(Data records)
>> start
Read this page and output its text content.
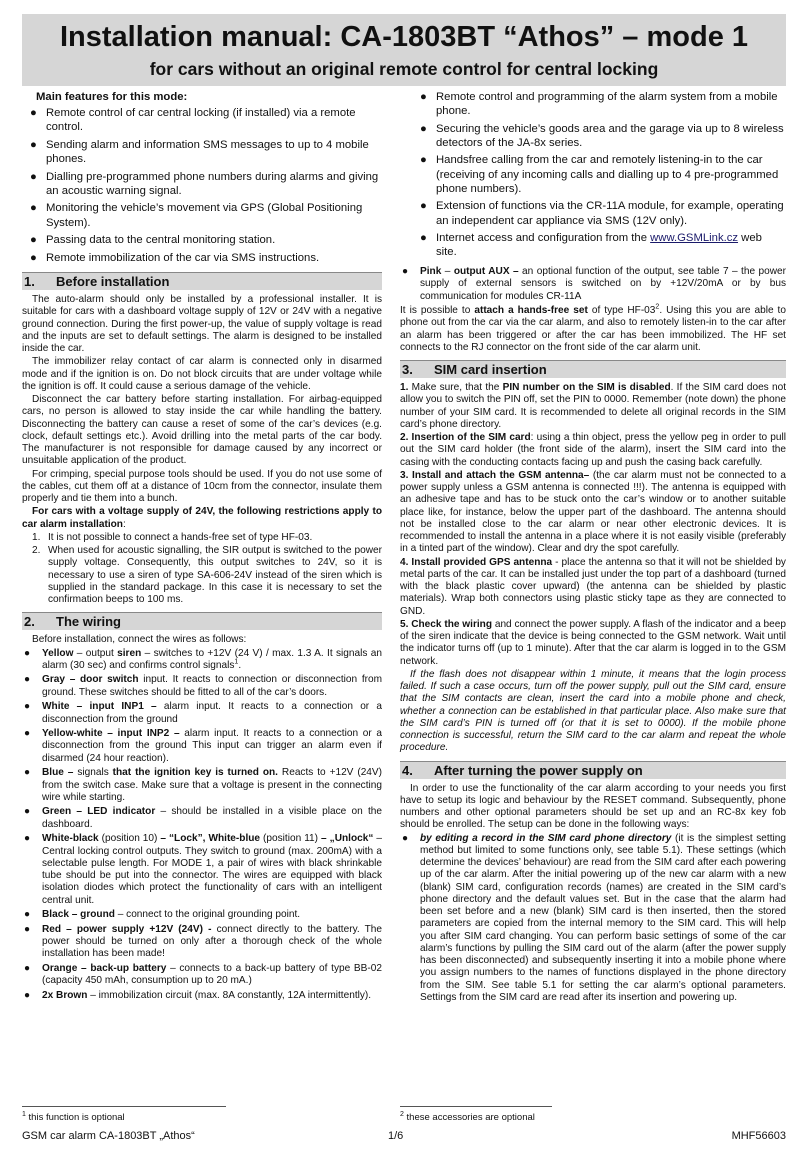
Installation manual: CA-1803BT “Athos” – mode 1
for cars without an original remote control for central locking
Main features for this mode:
● Remote control of car central locking (if installed) via a remote control.
● Sending alarm and information SMS messages to up to 4 mobile phones.
● Dialling pre-programmed phone numbers during alarms and giving an acoustic warning signal.
● Monitoring the vehicle’s movement via GPS (Global Positioning System).
● Passing data to the central monitoring station.
● Remote immobilization of the car via SMS instructions.
● Remote control and programming of the alarm system from a mobile phone.
● Securing the vehicle’s goods area and the garage via up to 8 wireless detectors of the JA-8x series.
● Handsfree calling from the car and remotely listening-in to the car (receiving of any incoming calls and dialling up to 4 pre-programmed phone numbers).
● Extension of functions via the CR-11A module, for example, operating an independent car appliance via SMS (12V only).
● Internet access and configuration from the www.GSMLink.cz web site.
1. Before installation

The auto-alarm should only be installed by a professional installer. It is suitable for cars with a dashboard voltage supply of 12V or 24V with a negative ground connection. During the first power-up, the value of supply voltage is read and the inputs are set to default settings. The alarm is designed to be installed inside the car.

The immobilizer relay contact of car alarm is connected only in disarmed mode and if the ignition is on. Do not block circuits that are under voltage while the ignition is off. It could cause a serious damage of the vehicle.

Disconnect the car battery before starting installation. For airbag-equipped cars, no person is allowed to stay inside the car while handling the battery. Disconnecting the battery can cause a reset of some of the car’s devices (e.g. clock, default settings etc.). Avoid drilling into the metal parts of the car body. The manufacturer is not responsible for damage caused by any incorrect or unsuitable application of the product.

For crimping, special purpose tools should be used. If you do not use some of the cables, cut them off at a distance of 10cm from the connector, insulate them properly and tie them into a bunch.

For cars with a voltage supply of 24V, the following restrictions apply to car alarm installation:

1. It is not possible to connect a hands-free set of type HF-03.
2. When used for acoustic signalling, the SIR output is switched to the power supply voltage. Consequently, this output switches to 24V, so it is necessary to use a siren of type SA-606-24V instead of the siren which is supplied in the standard package. In this case it is necessary to set the confirmation beeps to 100 ms.
2. The wiring

Before installation, connect the wires as follows:

● Yellow – output siren – switches to +12V (24 V) / max. 1.3 A. It signals an alarm (30 sec) and confirms control signals$^1$.
● Gray – door switch input. It reacts to connection or disconnection from ground. These switches should be fitted to all of the car’s doors.
● White – input INP1 – alarm input. It reacts to a connection or a disconnection from the ground
● Yellow-white – input INP2 – alarm input. It reacts to a connection or a disconnection from the ground This input can trigger an alarm even if disarmed (24 hour reaction).
● Blue – signals that the ignition key is turned on. Reacts to +12V (24V) from the switch case. Make sure that a voltage is present in the connecting wire while starting.
● Green – LED indicator – should be installed in a visible place on the dashboard.
● White-black (position 10) – “Lock”, White-blue (position 11) – „Unlock“ – Central locking control outputs. They switch to ground (max. 200mA) with a selectable pulse length. For MODE 1, a pair of wires with black shrinkable tube should be put into the connector. The wires are equipped with black isolation diodes which protect the functionality of cars with an intelligent central unit.
● Black – ground – connect to the original grounding point.
● Red – power supply +12V (24V) - connect directly to the battery. The power should be turned on only after a thorough check of the whole installation has been made!
● Orange – back-up battery – connects to a back-up battery of type BB-02 (capacity 450 mAh, consumption up to 20 mA.)
● 2x Brown – immobilization circuit (max. 8A constantly, 12A intermittently).
● Pink – output AUX – an optional function of the output, see table 7 – the power supply of external sensors is switched on by +12V/20mA or by bus communication for modules CR-11A

It is possible to attach a hands-free set of type $HF-03^2$. Using this you are able to phone out from the car via the car alarm, and also to remotely listen-in to the car after an alarm has been triggered or after the car has been immobilized. The HF set connects to the RJ connector on the front side of the car alarm unit.

3. SIM card insertion

1. Make sure, that the PIN number on the SIM is disabled. If the SIM card does not allow you to switch the PIN off, set the PIN to 0000. Remember (note down) the phone number of your SIM card. It is recommended to delete all original records in the SIM card’s phone directory.

2. Insertion of the SIM card: using a thin object, press the yellow peg in order to pull out the SIM card holder (the front side of the alarm), insert the SIM card into the casing with the conducting contacts facing up and push the casing back carefully.

3. Install and attach the GSM antenna– (the car alarm must not be connected to a power supply unless a GSM antenna is connected !!!). The antenna is equipped with an adhesive tape and has to be stuck onto the car’s window or to another suitable place like, for instance, below the upper part of the dashboard. The antenna should not be installed close to the car alarm or near other electronic devices. It is recommended to install the antenna in a place where it is not easily visible (preferably in a tinted part of the window). Clear and dry the spot carefully.

4. Install provided GPS antenna - place the antenna so that it will not be shielded by metal parts of the car. It can be installed just under the top part of a dashboard (turned with the black plastic cover upward) (the antenna can be shielded by plastic materials). Wrap both connectors using plastic sticky tape as they are connected to GND.

5. Check the wiring and connect the power supply. A flash of the indicator and a beep of the siren indicate that the device is being connected to the GSM network. Wait until the indicator turns off (up to 1 minute). After that the car alarm is logged in to the GSM network.

If the flash does not disappear within 1 minute, it means that the login process failed. If such a case occurs, turn off the power supply, pull out the SIM card, ensure that the SIM contacts are clean, insert the card into a mobile phone and check, whether a connection can be established in that particular place. Also make sure that the SIM card’s PIN is turned off (or that it is set to 0000). If the mobile phone connection is successful, return the SIM card to the car alarm and repeat the whole procedure.

4. After turning the power supply on

In order to use the functionality of the car alarm according to your needs you first have to setup its logic and behaviour by the RESET command. Subsequently, phone numbers and other optional parameters should be set up and an RC-8x key fob should be enrolled. The setup can be done in the following ways:

● by editing a record in the SIM card phone directory (it is the simplest setting method but limited to some functions only, see table 5.1). These settings (which determine the devices’ behaviour) are read from the SIM card after each powering up of the car alarm. After the initial powering up of the new car alarm with a new (blank) SIM card, configuration records (names) are created in the SIM card’s phone directory and the default values set. But in the case that the alarm had been set before and a new (blank) SIM card is then inserted, then the stored parameters are copied from the internal memory to the SIM card. This will help you after SIM card changing. You can perform basic settings of some of the car alarm’s functions by pulling the SIM card out of the alarm (after the power supply has been disconnected) and subsequently inserting it into a mobile phone where you assign numbers to the names of functions displayed in the phone directory from the SIM. See table 5.1 for setting the car alarm’s optional parameters. Settings from the SIM card are read after its insertion and powering up.
$^1$ this function is optional	$^2$ these accessories are optional
GSM car alarm CA-1803BT „Athos“	1/6	MHF56603
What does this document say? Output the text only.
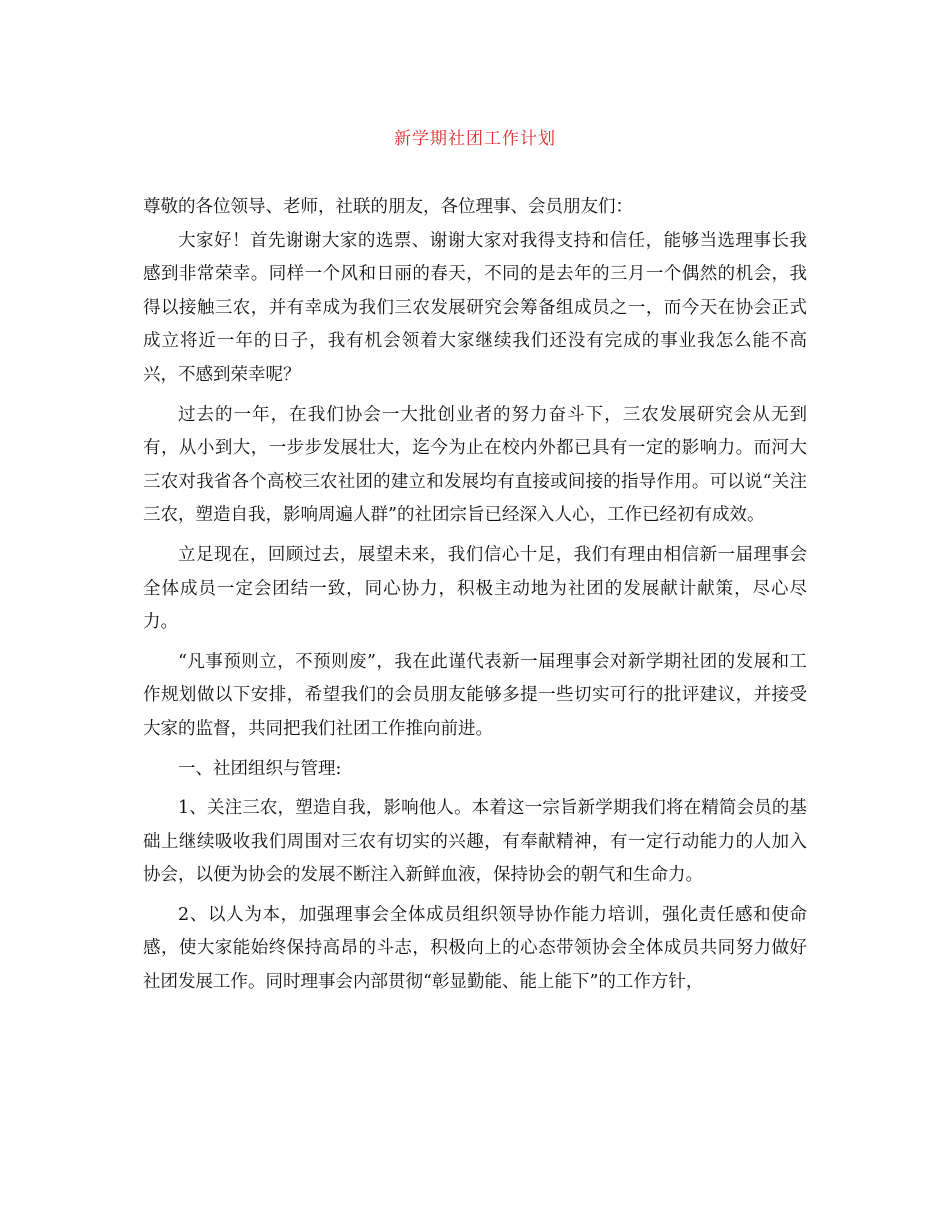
新学期社团工作计划

尊敬的各位领导、老师，社联的朋友，各位理事、会员朋友们：

大家好！首先谢谢大家的选票、谢谢大家对我得支持和信任，能够当选理事长我感到非常荣幸。同样一个风和日丽的春天，不同的是去年的三月一个偶然的机会，我得以接触三农，并有幸成为我们三农发展研究会筹备组成员之一，而今天在协会正式成立将近一年的日子，我有机会领着大家继续我们还没有完成的事业我怎么能不高兴，不感到荣幸呢？

过去的一年，在我们协会一大批创业者的努力奋斗下，三农发展研究会从无到有，从小到大，一步步发展壮大，迄今为止在校内外都已具有一定的影响力。而河大三农对我省各个高校三农社团的建立和发展均有直接或间接的指导作用。可以说“关注三农，塑造自我，影响周遍人群”的社团宗旨已经深入人心，工作已经初有成效。

立足现在，回顾过去，展望未来，我们信心十足，我们有理由相信新一届理事会全体成员一定会团结一致，同心协力，积极主动地为社团的发展献计献策，尽心尽力。

“凡事预则立，不预则废”，我在此谨代表新一届理事会对新学期社团的发展和工作规划做以下安排，希望我们的会员朋友能够多提一些切实可行的批评建议，并接受大家的监督，共同把我们社团工作推向前进。

一、社团组织与管理:

1、关注三农，塑造自我，影响他人。本着这一宗旨新学期我们将在精简会员的基础上继续吸收我们周围对三农有切实的兴趣，有奉献精神，有一定行动能力的人加入协会，以便为协会的发展不断注入新鲜血液，保持协会的朝气和生命力。

2、以人为本，加强理事会全体成员组织领导协作能力培训，强化责任感和使命感，使大家能始终保持高昂的斗志，积极向上的心态带领协会全体成员共同努力做好社团发展工作。同时理事会内部贯彻“彰显勤能、能上能下”的工作方针，
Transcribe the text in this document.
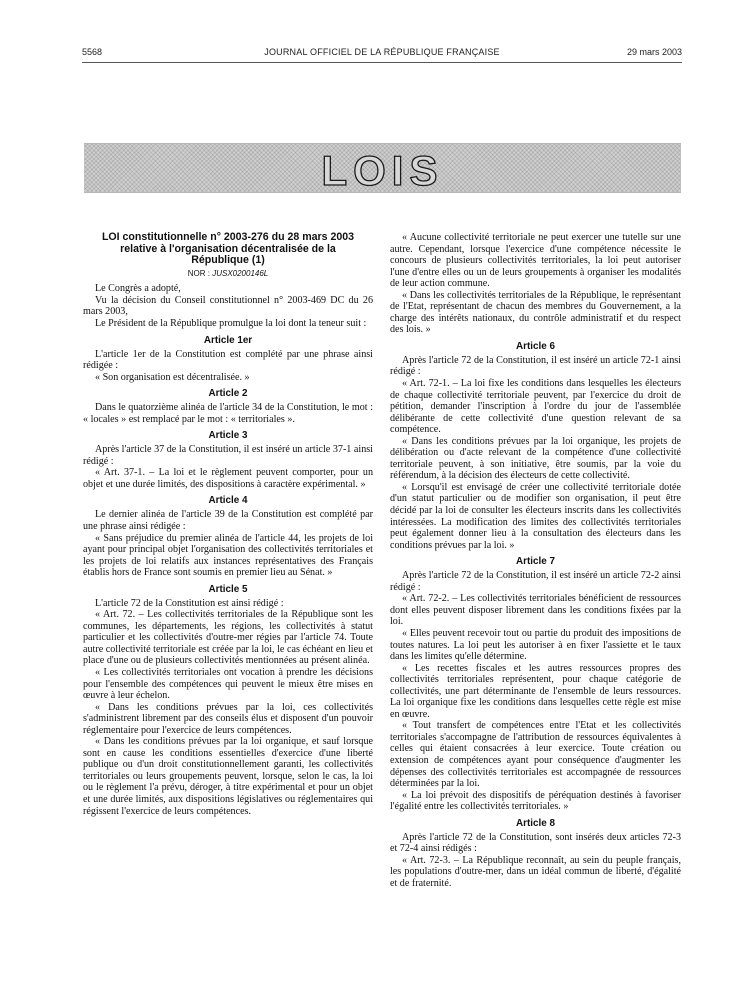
5568	JOURNAL OFFICIEL DE LA RÉPUBLIQUE FRANÇAISE	29 mars 2003
LOIS
LOI constitutionnelle n° 2003-276 du 28 mars 2003 relative à l'organisation décentralisée de la République (1)
NOR : JUSX0200146L

Le Congrès a adopté,

Vu la décision du Conseil constitutionnel n° 2003-469 DC du 26 mars 2003,

Le Président de la République promulgue la loi dont la teneur suit :

Article 1er

L'article 1er de la Constitution est complété par une phrase ainsi rédigée :

« Son organisation est décentralisée. »

Article 2

Dans le quatorzième alinéa de l'article 34 de la Constitution, le mot : « locales » est remplacé par le mot : « territoriales ».

Article 3

Après l'article 37 de la Constitution, il est inséré un article 37-1 ainsi rédigé :

« Art. 37-1. – La loi et le règlement peuvent comporter, pour un objet et une durée limités, des dispositions à caractère expérimental. »

Article 4

Le dernier alinéa de l'article 39 de la Constitution est complété par une phrase ainsi rédigée :

« Sans préjudice du premier alinéa de l'article 44, les projets de loi ayant pour principal objet l'organisation des collectivités territoriales et les projets de loi relatifs aux instances représentatives des Français établis hors de France sont soumis en premier lieu au Sénat. »

Article 5

L'article 72 de la Constitution est ainsi rédigé :

« Art. 72. – Les collectivités territoriales de la République sont les communes, les départements, les régions, les collectivités à statut particulier et les collectivités d'outre-mer régies par l'article 74. Toute autre collectivité territoriale est créée par la loi, le cas échéant en lieu et place d'une ou de plusieurs collectivités mentionnées au présent alinéa.

« Les collectivités territoriales ont vocation à prendre les décisions pour l'ensemble des compétences qui peuvent le mieux être mises en œuvre à leur échelon.

« Dans les conditions prévues par la loi, ces collectivités s'administrent librement par des conseils élus et disposent d'un pouvoir réglementaire pour l'exercice de leurs compétences.

« Dans les conditions prévues par la loi organique, et sauf lorsque sont en cause les conditions essentielles d'exercice d'une liberté publique ou d'un droit constitutionnellement garanti, les collectivités territoriales ou leurs groupements peuvent, lorsque, selon le cas, la loi ou le règlement l'a prévu, déroger, à titre expérimental et pour un objet et une durée limités, aux dispositions législatives ou réglementaires qui régissent l'exercice de leurs compétences.

« Aucune collectivité territoriale ne peut exercer une tutelle sur une autre. Cependant, lorsque l'exercice d'une compétence nécessite le concours de plusieurs collectivités territoriales, la loi peut autoriser l'une d'entre elles ou un de leurs groupements à organiser les modalités de leur action commune.

« Dans les collectivités territoriales de la République, le représentant de l'Etat, représentant de chacun des membres du Gouvernement, a la charge des intérêts nationaux, du contrôle administratif et du respect des lois. »

Article 6

Après l'article 72 de la Constitution, il est inséré un article 72-1 ainsi rédigé :

« Art. 72-1. – La loi fixe les conditions dans lesquelles les électeurs de chaque collectivité territoriale peuvent, par l'exercice du droit de pétition, demander l'inscription à l'ordre du jour de l'assemblée délibérante de cette collectivité d'une question relevant de sa compétence.

« Dans les conditions prévues par la loi organique, les projets de délibération ou d'acte relevant de la compétence d'une collectivité territoriale peuvent, à son initiative, être soumis, par la voie du référendum, à la décision des électeurs de cette collectivité.

« Lorsqu'il est envisagé de créer une collectivité territoriale dotée d'un statut particulier ou de modifier son organisation, il peut être décidé par la loi de consulter les électeurs inscrits dans les collectivités intéressées. La modification des limites des collectivités territoriales peut également donner lieu à la consultation des électeurs dans les conditions prévues par la loi. »

Article 7

Après l'article 72 de la Constitution, il est inséré un article 72-2 ainsi rédigé :

« Art. 72-2. – Les collectivités territoriales bénéficient de ressources dont elles peuvent disposer librement dans les conditions fixées par la loi.

« Elles peuvent recevoir tout ou partie du produit des impositions de toutes natures. La loi peut les autoriser à en fixer l'assiette et le taux dans les limites qu'elle détermine.

« Les recettes fiscales et les autres ressources propres des collectivités territoriales représentent, pour chaque catégorie de collectivités, une part déterminante de l'ensemble de leurs ressources. La loi organique fixe les conditions dans lesquelles cette règle est mise en œuvre.

« Tout transfert de compétences entre l'Etat et les collectivités territoriales s'accompagne de l'attribution de ressources équivalentes à celles qui étaient consacrées à leur exercice. Toute création ou extension de compétences ayant pour conséquence d'augmenter les dépenses des collectivités territoriales est accompagnée de ressources déterminées par la loi.

« La loi prévoit des dispositifs de péréquation destinés à favoriser l'égalité entre les collectivités territoriales. »

Article 8

Après l'article 72 de la Constitution, sont insérés deux articles 72-3 et 72-4 ainsi rédigés :

« Art. 72-3. – La République reconnaît, au sein du peuple français, les populations d'outre-mer, dans un idéal commun de liberté, d'égalité et de fraternité.
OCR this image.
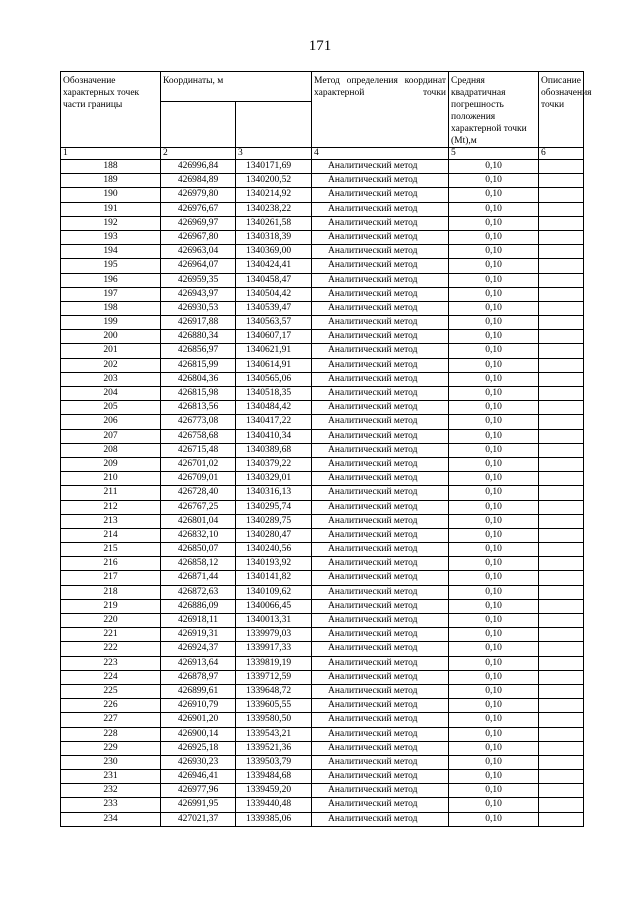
171
Обозначение характерных точек части границы	Координаты, м		Метод определения координат характерной точки	Средняя квадратичная погрешность положения характерной точки (Mt),м	Описание обозначения точки

1	2	3	4	5	6
188	426996,84	1340171,69	Аналитический метод	0,10	
189	426984,89	1340200,52	Аналитический метод	0,10	
190	426979,80	1340214,92	Аналитический метод	0,10	
191	426976,67	1340238,22	Аналитический метод	0,10	
192	426969,97	1340261,58	Аналитический метод	0,10	
193	426967,80	1340318,39	Аналитический метод	0,10	
194	426963,04	1340369,00	Аналитический метод	0,10	
195	426964,07	1340424,41	Аналитический метод	0,10	
196	426959,35	1340458,47	Аналитический метод	0,10	
197	426943,97	1340504,42	Аналитический метод	0,10	
198	426930,53	1340539,47	Аналитический метод	0,10	
199	426917,88	1340563,57	Аналитический метод	0,10	
200	426880,34	1340607,17	Аналитический метод	0,10	
201	426856,97	1340621,91	Аналитический метод	0,10	
202	426815,99	1340614,91	Аналитический метод	0,10	
203	426804,36	1340565,06	Аналитический метод	0,10	
204	426815,98	1340518,35	Аналитический метод	0,10	
205	426813,56	1340484,42	Аналитический метод	0,10	
206	426773,08	1340417,22	Аналитический метод	0,10	
207	426758,68	1340410,34	Аналитический метод	0,10	
208	426715,48	1340389,68	Аналитический метод	0,10	
209	426701,02	1340379,22	Аналитический метод	0,10	
210	426709,01	1340329,01	Аналитический метод	0,10	
211	426728,40	1340316,13	Аналитический метод	0,10	
212	426767,25	1340295,74	Аналитический метод	0,10	
213	426801,04	1340289,75	Аналитический метод	0,10	
214	426832,10	1340280,47	Аналитический метод	0,10	
215	426850,07	1340240,56	Аналитический метод	0,10	
216	426858,12	1340193,92	Аналитический метод	0,10	
217	426871,44	1340141,82	Аналитический метод	0,10	
218	426872,63	1340109,62	Аналитический метод	0,10	
219	426886,09	1340066,45	Аналитический метод	0,10	
220	426918,11	1340013,31	Аналитический метод	0,10	
221	426919,31	1339979,03	Аналитический метод	0,10	
222	426924,37	1339917,33	Аналитический метод	0,10	
223	426913,64	1339819,19	Аналитический метод	0,10	
224	426878,97	1339712,59	Аналитический метод	0,10	
225	426899,61	1339648,72	Аналитический метод	0,10	
226	426910,79	1339605,55	Аналитический метод	0,10	
227	426901,20	1339580,50	Аналитический метод	0,10	
228	426900,14	1339543,21	Аналитический метод	0,10	
229	426925,18	1339521,36	Аналитический метод	0,10	
230	426930,23	1339503,79	Аналитический метод	0,10	
231	426946,41	1339484,68	Аналитический метод	0,10	
232	426977,96	1339459,20	Аналитический метод	0,10	
233	426991,95	1339440,48	Аналитический метод	0,10	
234	427021,37	1339385,06	Аналитический метод	0,10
>> end
Aim of the exercise: In the records above, collect each line with "back".

Output for this task:
● Orange – back-up battery – connects to a back-up battery of type BB-02 (capacity 450 mAh, consumption up to 20 mA.)
2. Insertion of the SIM card: using a thin object, press the yellow peg in order to pull out the SIM card holder (the front side of the alarm), insert the SIM card into the casing with the conducting contacts facing up and push the casing back carefully.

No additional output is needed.